** Stored data **
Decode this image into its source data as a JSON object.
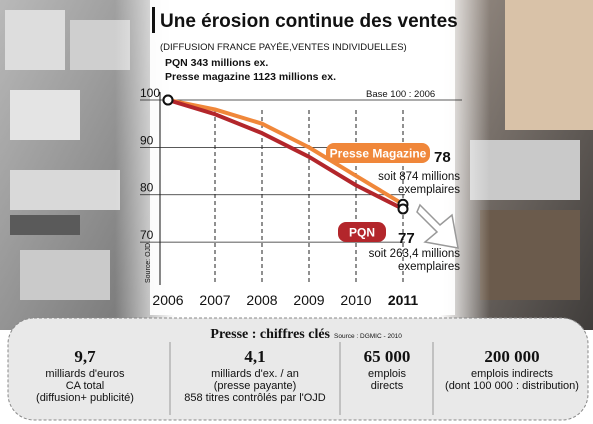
{
  "chart_data": {
    "type": "line",
    "title": "Une érosion continue des ventes",
    "subtitle": "(DIFFUSION FRANCE PAYÉE,VENTES INDIVIDUELLES)",
    "notes": [
      "PQN 343 millions ex.",
      "Presse magazine 1123 millions ex."
    ],
    "base_label": "Base 100 : 2006",
    "source": "Source: OJD.",
    "categories": [
      "2006",
      "2007",
      "2008",
      "2009",
      "2010",
      "2011"
    ],
    "series": [
      {
        "name": "Presse Magazine",
        "color": "#f0873a",
        "values": [
          100,
          98,
          95,
          90,
          84,
          78
        ],
        "annotation": [
          "soit 874 millions",
          "exemplaires"
        ]
      },
      {
        "name": "PQN",
        "color": "#b3262b",
        "values": [
          100,
          97,
          93,
          88,
          82,
          77
        ],
        "annotation": [
          "soit 263,4 millions",
          "exemplaires"
        ]
      }
    ],
    "ylim": [
      62,
      100
    ],
    "yticks": [
      70,
      80,
      90,
      100
    ],
    "grid": true
  },
  "key_figures": {
    "title": "Presse : chiffres clés",
    "source": "Source : DGMIC - 2010",
    "items": [
      {
        "value": "9,7",
        "lines": [
          "milliards d'euros",
          "CA total",
          "(diffusion+ publicité)"
        ]
      },
      {
        "value": "4,1",
        "lines": [
          "milliards d'ex. / an",
          "(presse payante)",
          "858 titres contrôlés par l'OJD"
        ]
      },
      {
        "value": "65 000",
        "lines": [
          "emplois",
          "directs"
        ]
      },
      {
        "value": "200 000",
        "lines": [
          "emplois indirects",
          "(dont 100 000 : distribution)"
        ]
      }
    ]
  }
}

** Exercise goal **
Copy out every line holding the string "soit".

** Exercise result **
          "soit 874 millions",
          "soit 263,4 millions",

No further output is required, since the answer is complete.